* start Stored data *

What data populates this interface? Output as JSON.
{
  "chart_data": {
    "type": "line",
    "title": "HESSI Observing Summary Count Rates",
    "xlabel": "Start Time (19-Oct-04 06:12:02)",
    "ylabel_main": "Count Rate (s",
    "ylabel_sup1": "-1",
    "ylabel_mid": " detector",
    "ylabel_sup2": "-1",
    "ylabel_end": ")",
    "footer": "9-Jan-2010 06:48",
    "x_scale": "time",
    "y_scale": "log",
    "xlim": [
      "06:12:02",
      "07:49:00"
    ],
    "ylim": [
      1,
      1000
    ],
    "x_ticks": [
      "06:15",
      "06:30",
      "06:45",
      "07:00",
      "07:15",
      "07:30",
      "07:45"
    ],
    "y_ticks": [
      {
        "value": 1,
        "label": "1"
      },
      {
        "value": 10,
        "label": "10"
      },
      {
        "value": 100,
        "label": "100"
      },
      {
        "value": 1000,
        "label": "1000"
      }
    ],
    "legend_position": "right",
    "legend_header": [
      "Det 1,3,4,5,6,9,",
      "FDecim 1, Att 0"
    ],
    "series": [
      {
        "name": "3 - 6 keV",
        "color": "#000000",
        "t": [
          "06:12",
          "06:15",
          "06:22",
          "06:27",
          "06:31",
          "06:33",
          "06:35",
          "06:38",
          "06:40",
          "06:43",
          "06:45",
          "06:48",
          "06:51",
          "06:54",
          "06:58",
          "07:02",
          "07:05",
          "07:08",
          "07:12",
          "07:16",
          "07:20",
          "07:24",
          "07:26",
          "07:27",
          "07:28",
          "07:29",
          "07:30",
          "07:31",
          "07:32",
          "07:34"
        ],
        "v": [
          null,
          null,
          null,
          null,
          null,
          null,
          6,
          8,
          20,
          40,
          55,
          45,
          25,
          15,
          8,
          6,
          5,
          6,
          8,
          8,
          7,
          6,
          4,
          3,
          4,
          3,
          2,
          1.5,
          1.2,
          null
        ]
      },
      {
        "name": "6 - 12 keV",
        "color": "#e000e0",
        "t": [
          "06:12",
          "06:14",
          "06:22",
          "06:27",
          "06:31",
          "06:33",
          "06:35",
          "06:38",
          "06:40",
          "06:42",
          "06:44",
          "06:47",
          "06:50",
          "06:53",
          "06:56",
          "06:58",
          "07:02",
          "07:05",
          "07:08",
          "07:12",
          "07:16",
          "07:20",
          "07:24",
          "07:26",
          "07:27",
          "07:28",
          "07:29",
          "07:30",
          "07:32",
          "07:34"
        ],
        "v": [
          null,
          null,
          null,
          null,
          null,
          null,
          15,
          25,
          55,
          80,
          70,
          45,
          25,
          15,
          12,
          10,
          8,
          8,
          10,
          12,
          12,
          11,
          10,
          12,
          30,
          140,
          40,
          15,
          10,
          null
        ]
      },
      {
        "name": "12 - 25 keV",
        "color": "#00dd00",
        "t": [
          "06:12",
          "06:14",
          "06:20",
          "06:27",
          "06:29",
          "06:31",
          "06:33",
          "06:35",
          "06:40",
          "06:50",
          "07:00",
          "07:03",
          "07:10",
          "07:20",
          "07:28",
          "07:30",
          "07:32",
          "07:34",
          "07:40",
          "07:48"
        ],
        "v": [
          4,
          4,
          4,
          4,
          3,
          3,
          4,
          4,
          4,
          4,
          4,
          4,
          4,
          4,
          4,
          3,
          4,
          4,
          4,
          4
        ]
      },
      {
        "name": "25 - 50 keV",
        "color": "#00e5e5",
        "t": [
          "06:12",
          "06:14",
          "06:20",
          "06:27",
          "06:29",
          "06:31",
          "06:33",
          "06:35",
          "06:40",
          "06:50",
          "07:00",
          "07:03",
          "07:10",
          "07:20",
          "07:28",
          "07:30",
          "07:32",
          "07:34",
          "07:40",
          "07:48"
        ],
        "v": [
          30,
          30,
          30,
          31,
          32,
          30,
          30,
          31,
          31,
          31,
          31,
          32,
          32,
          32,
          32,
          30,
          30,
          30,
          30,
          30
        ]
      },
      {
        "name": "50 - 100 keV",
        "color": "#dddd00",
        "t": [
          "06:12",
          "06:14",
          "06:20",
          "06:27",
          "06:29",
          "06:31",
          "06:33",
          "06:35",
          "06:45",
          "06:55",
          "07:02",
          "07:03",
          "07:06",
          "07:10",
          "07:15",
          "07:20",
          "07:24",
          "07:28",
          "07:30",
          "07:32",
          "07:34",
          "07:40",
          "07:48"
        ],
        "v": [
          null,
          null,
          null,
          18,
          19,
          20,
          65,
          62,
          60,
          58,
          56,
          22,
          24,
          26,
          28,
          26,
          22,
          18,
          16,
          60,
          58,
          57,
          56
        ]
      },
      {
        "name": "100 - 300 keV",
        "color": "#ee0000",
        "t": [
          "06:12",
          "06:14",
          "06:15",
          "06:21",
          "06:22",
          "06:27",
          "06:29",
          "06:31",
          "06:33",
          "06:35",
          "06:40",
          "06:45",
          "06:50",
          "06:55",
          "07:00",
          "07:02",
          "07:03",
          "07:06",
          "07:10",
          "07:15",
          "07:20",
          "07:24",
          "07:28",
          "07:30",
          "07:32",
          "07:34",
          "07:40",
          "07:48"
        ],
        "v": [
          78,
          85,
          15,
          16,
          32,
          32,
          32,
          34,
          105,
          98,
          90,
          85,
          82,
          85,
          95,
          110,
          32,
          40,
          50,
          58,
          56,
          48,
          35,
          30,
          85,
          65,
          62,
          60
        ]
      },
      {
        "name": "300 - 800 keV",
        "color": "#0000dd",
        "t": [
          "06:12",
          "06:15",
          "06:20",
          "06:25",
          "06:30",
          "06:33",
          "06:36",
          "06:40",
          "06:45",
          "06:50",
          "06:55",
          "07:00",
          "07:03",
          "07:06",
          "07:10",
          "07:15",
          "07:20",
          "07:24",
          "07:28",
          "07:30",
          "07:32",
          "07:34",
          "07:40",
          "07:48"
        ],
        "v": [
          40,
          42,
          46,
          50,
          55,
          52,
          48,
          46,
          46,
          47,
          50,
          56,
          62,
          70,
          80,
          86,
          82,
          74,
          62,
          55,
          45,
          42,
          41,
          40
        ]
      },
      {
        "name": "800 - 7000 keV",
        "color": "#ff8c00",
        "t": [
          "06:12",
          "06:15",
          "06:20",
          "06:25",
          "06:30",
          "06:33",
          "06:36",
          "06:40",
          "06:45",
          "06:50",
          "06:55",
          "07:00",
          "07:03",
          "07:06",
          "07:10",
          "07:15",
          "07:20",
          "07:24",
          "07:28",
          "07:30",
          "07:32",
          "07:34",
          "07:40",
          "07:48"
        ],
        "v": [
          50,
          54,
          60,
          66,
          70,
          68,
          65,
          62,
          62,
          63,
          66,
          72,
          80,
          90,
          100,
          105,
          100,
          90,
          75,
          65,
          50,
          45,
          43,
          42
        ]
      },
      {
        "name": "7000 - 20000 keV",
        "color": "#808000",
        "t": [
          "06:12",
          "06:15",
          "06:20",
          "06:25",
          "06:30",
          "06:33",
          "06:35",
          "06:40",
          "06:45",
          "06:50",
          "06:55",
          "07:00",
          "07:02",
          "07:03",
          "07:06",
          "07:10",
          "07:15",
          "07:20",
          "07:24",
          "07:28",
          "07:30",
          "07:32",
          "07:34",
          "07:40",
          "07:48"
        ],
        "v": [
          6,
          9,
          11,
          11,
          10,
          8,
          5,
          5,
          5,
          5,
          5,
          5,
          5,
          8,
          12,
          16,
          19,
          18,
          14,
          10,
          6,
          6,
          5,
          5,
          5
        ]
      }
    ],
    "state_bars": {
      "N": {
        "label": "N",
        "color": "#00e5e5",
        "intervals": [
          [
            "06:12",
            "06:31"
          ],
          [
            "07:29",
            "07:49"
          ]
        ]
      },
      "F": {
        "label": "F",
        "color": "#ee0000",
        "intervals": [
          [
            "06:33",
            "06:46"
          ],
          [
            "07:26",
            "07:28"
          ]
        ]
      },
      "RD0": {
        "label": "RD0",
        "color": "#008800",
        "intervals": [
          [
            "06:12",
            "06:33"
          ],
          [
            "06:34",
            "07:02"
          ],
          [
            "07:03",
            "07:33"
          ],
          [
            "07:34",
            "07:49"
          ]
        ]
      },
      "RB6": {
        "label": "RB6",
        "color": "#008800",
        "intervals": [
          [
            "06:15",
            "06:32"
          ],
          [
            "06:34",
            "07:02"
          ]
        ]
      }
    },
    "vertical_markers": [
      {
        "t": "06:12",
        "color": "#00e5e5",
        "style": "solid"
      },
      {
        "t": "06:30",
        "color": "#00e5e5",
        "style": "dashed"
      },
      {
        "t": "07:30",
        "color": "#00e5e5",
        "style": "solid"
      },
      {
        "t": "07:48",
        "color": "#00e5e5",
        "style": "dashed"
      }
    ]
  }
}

* end Stored data *

**Task directions**
Report how many lines of the preceding records include "name". Output the number only.

**Task result**
9